# START OF Supplied records
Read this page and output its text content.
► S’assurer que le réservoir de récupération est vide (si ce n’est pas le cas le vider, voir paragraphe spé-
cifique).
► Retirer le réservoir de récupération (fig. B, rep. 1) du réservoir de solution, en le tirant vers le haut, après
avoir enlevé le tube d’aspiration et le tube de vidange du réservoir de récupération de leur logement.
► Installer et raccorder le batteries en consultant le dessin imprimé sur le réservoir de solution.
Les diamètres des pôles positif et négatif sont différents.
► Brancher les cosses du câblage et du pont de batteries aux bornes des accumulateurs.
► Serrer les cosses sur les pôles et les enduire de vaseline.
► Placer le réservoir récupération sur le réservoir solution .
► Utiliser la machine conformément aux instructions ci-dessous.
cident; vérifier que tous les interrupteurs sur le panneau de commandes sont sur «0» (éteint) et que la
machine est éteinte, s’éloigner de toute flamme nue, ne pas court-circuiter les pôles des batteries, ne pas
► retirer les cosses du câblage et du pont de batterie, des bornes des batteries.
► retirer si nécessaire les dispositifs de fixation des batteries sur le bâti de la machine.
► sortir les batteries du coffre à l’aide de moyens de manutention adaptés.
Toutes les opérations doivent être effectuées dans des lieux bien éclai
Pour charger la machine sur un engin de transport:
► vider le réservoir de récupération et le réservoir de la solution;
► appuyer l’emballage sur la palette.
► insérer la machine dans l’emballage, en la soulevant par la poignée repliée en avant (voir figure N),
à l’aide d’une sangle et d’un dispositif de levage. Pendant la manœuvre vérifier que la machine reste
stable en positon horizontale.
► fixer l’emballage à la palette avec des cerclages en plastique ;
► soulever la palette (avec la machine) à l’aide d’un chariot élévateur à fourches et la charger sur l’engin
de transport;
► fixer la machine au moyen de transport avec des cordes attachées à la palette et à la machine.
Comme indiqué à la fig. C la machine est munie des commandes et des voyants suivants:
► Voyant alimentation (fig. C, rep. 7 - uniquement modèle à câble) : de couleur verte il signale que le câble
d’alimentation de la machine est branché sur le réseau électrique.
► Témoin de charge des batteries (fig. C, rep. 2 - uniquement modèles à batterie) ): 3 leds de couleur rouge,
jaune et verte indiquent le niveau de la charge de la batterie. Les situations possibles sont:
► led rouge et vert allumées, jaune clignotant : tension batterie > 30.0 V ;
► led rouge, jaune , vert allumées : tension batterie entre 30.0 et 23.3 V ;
# END OF Supplied records
# START OF Supplied records
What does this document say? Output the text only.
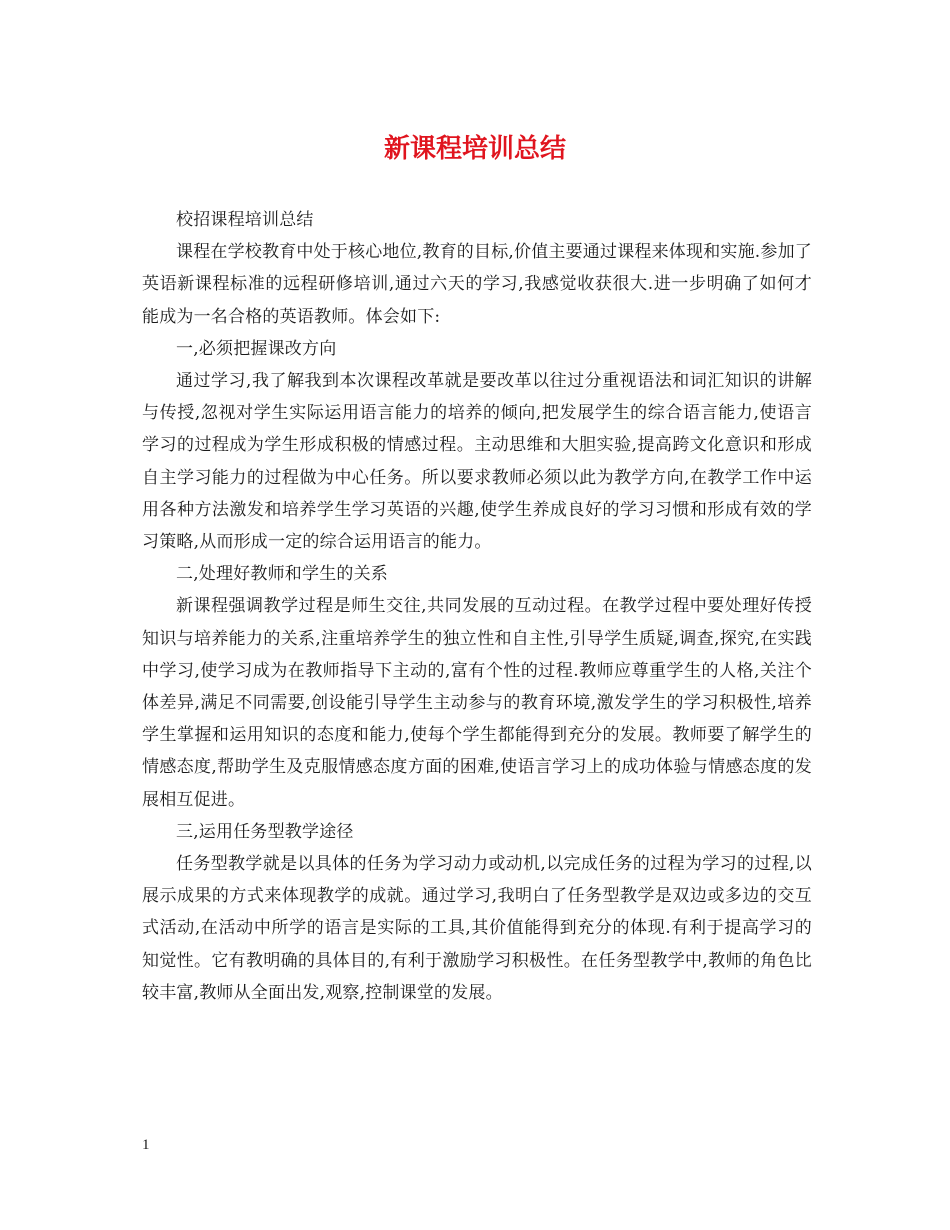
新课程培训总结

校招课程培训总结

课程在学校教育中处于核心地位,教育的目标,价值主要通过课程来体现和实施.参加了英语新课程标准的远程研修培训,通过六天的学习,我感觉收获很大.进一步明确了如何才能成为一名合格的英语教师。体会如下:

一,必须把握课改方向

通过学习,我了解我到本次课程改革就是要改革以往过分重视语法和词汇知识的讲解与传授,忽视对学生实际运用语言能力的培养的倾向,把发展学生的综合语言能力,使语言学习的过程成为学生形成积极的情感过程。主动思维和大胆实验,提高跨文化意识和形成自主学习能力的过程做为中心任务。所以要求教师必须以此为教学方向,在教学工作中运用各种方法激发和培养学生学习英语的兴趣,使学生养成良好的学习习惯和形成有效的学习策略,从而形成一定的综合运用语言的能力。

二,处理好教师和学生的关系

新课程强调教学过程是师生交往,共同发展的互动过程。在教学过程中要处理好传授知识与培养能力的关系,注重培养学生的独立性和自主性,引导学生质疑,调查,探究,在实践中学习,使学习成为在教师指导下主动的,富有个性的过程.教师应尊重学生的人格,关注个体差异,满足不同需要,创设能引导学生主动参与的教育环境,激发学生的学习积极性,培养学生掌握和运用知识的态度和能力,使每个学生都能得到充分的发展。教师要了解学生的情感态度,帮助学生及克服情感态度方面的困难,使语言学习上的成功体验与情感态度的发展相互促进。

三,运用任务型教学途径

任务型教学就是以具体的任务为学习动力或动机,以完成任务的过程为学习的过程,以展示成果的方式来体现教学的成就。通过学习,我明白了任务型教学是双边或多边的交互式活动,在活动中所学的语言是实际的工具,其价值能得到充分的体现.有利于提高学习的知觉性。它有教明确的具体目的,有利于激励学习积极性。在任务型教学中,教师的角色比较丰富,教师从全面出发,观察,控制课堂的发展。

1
# END OF Supplied records
### [Your task]
Pull out all lines containing "aide".

### [Problem solution]
► sortir les batteries du coffre à l’aide de moyens de manutention adaptés.
à l’aide d’une sangle et d’un dispositif de levage. Pendant la manœuvre vérifier que la machine reste
► soulever la palette (avec la machine) à l’aide d’un chariot élévateur à fourches et la charger sur l’engin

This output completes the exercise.